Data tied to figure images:
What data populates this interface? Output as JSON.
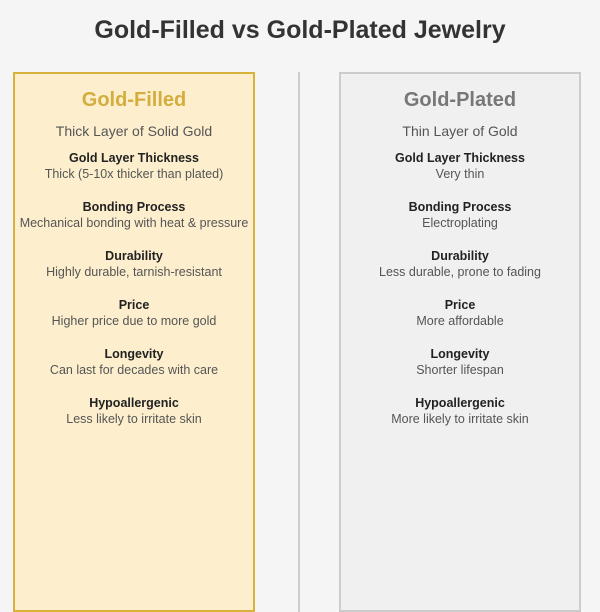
{
  "title": "Gold-Filled vs Gold-Plated Jewelry",
  "colors": {
    "gold": "#d4ae3c",
    "gold_bg": "#fdefcd",
    "gray": "#777777",
    "gray_bg": "#f0f0f0"
  },
  "panels": [
    {
      "heading": "Gold-Filled",
      "subtitle": "Thick Layer of Solid Gold",
      "items": [
        {
          "label": "Gold Layer Thickness",
          "value": "Thick (5-10x thicker than plated)"
        },
        {
          "label": "Bonding Process",
          "value": "Mechanical bonding with heat & pressure"
        },
        {
          "label": "Durability",
          "value": "Highly durable, tarnish-resistant"
        },
        {
          "label": "Price",
          "value": "Higher price due to more gold"
        },
        {
          "label": "Longevity",
          "value": "Can last for decades with care"
        },
        {
          "label": "Hypoallergenic",
          "value": "Less likely to irritate skin"
        }
      ]
    },
    {
      "heading": "Gold-Plated",
      "subtitle": "Thin Layer of Gold",
      "items": [
        {
          "label": "Gold Layer Thickness",
          "value": "Very thin"
        },
        {
          "label": "Bonding Process",
          "value": "Electroplating"
        },
        {
          "label": "Durability",
          "value": "Less durable, prone to fading"
        },
        {
          "label": "Price",
          "value": "More affordable"
        },
        {
          "label": "Longevity",
          "value": "Shorter lifespan"
        },
        {
          "label": "Hypoallergenic",
          "value": "More likely to irritate skin"
        }
      ]
    }
  ]
}
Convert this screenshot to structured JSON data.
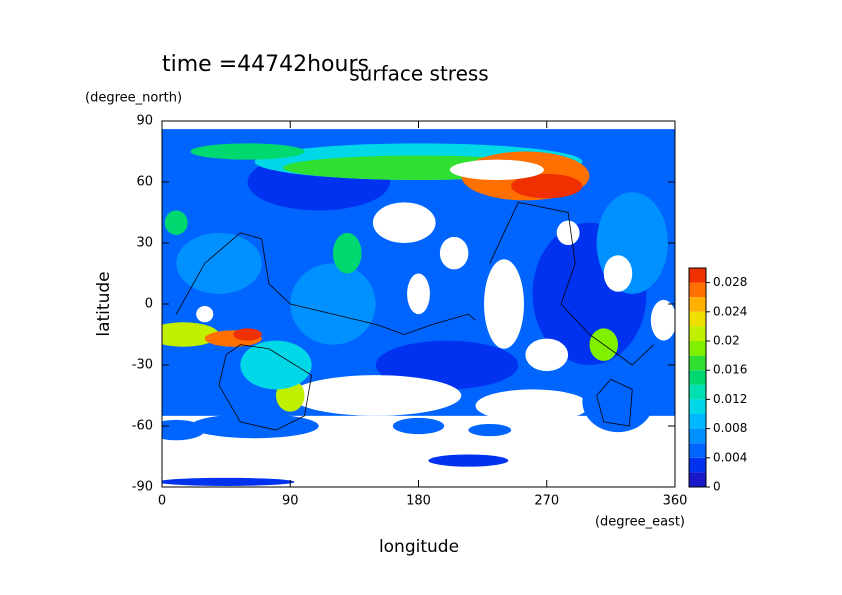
{
  "chart_data": {
    "type": "contour",
    "title": "surface stress",
    "subtitle": "time =44742hours",
    "x_label": "longitude",
    "x_unit": "(degree_east)",
    "y_label": "latitude",
    "y_unit": "(degree_north)",
    "xlim": [
      0,
      360
    ],
    "xticks": [
      0,
      90,
      180,
      270,
      360
    ],
    "ylim": [
      -90,
      90
    ],
    "yticks": [
      -90,
      -60,
      -30,
      0,
      30,
      60,
      90
    ],
    "clim": [
      0,
      0.03
    ],
    "cticks": [
      0,
      0.004,
      0.008,
      0.012,
      0.016,
      0.02,
      0.024,
      0.028
    ],
    "levels": [
      0,
      0.002,
      0.004,
      0.006,
      0.008,
      0.01,
      0.012,
      0.014,
      0.016,
      0.018,
      0.02,
      0.022,
      0.024,
      0.026,
      0.028
    ],
    "colors": [
      "#1818c8",
      "#0032f0",
      "#0064ff",
      "#0090ff",
      "#00b8ff",
      "#00d8e8",
      "#00e0b0",
      "#00d870",
      "#30e030",
      "#80f000",
      "#c0f000",
      "#f0e000",
      "#ffb000",
      "#ff7000",
      "#f03000"
    ]
  }
}
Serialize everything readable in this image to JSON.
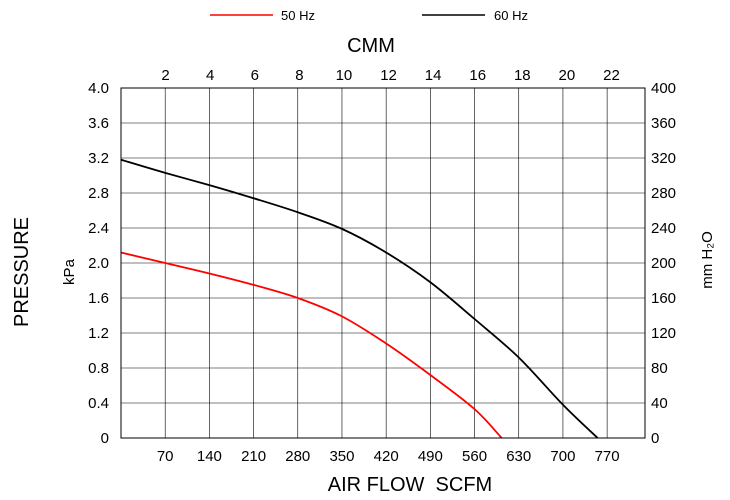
{
  "chart_data": {
    "type": "line",
    "xlabel": "AIR FLOW  SCFM",
    "x2label": "CMM",
    "ylabel": "PRESSURE",
    "y_left_unit": "kPa",
    "y_right_unit": "mm H₂O",
    "x_ticks": [
      "70",
      "140",
      "210",
      "280",
      "350",
      "420",
      "490",
      "560",
      "630",
      "700",
      "770"
    ],
    "x_tick_values": [
      70,
      140,
      210,
      280,
      350,
      420,
      490,
      560,
      630,
      700,
      770
    ],
    "x2_ticks": [
      "2",
      "4",
      "6",
      "8",
      "10",
      "12",
      "14",
      "16",
      "18",
      "20",
      "22"
    ],
    "x2_tick_values_scfm": [
      70.63,
      141.26,
      211.89,
      282.52,
      353.15,
      423.78,
      494.41,
      565.04,
      635.67,
      706.3,
      776.93
    ],
    "y_ticks": [
      "0",
      "0.4",
      "0.8",
      "1.2",
      "1.6",
      "2.0",
      "2.4",
      "2.8",
      "3.2",
      "3.6",
      "4.0"
    ],
    "y_tick_values": [
      0,
      0.4,
      0.8,
      1.2,
      1.6,
      2.0,
      2.4,
      2.8,
      3.2,
      3.6,
      4.0
    ],
    "y2_ticks": [
      "0",
      "40",
      "80",
      "120",
      "160",
      "200",
      "240",
      "280",
      "320",
      "360",
      "400"
    ],
    "xlim": [
      0,
      830
    ],
    "ylim": [
      0,
      4.0
    ],
    "grid": true,
    "legend_position": "top",
    "series": [
      {
        "name": "50 Hz",
        "color": "#ff0000",
        "points": [
          [
            0,
            2.12
          ],
          [
            70,
            2.0
          ],
          [
            140,
            1.88
          ],
          [
            210,
            1.75
          ],
          [
            280,
            1.6
          ],
          [
            350,
            1.39
          ],
          [
            420,
            1.08
          ],
          [
            490,
            0.72
          ],
          [
            560,
            0.33
          ],
          [
            603,
            0.0
          ]
        ]
      },
      {
        "name": "60 Hz",
        "color": "#000000",
        "points": [
          [
            0,
            3.18
          ],
          [
            70,
            3.03
          ],
          [
            140,
            2.89
          ],
          [
            210,
            2.74
          ],
          [
            280,
            2.58
          ],
          [
            350,
            2.39
          ],
          [
            420,
            2.12
          ],
          [
            490,
            1.78
          ],
          [
            560,
            1.36
          ],
          [
            630,
            0.92
          ],
          [
            700,
            0.38
          ],
          [
            755,
            0.0
          ]
        ]
      }
    ]
  }
}
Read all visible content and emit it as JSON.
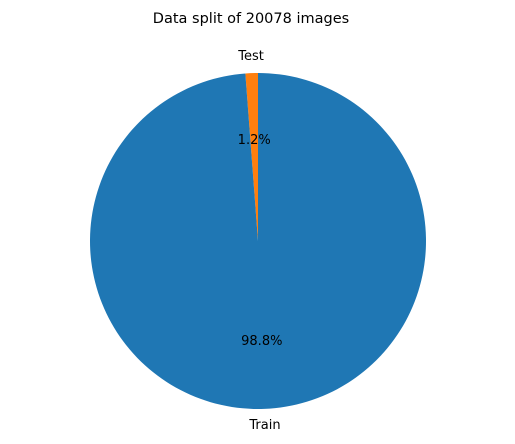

### WORK TO COMPLETE
Search the data above for the word "Less", then gather each line in which it appears.

### THE RESULT
          "value": "Less likely to irritate skin"
          "value": "Less durable, prone to fading"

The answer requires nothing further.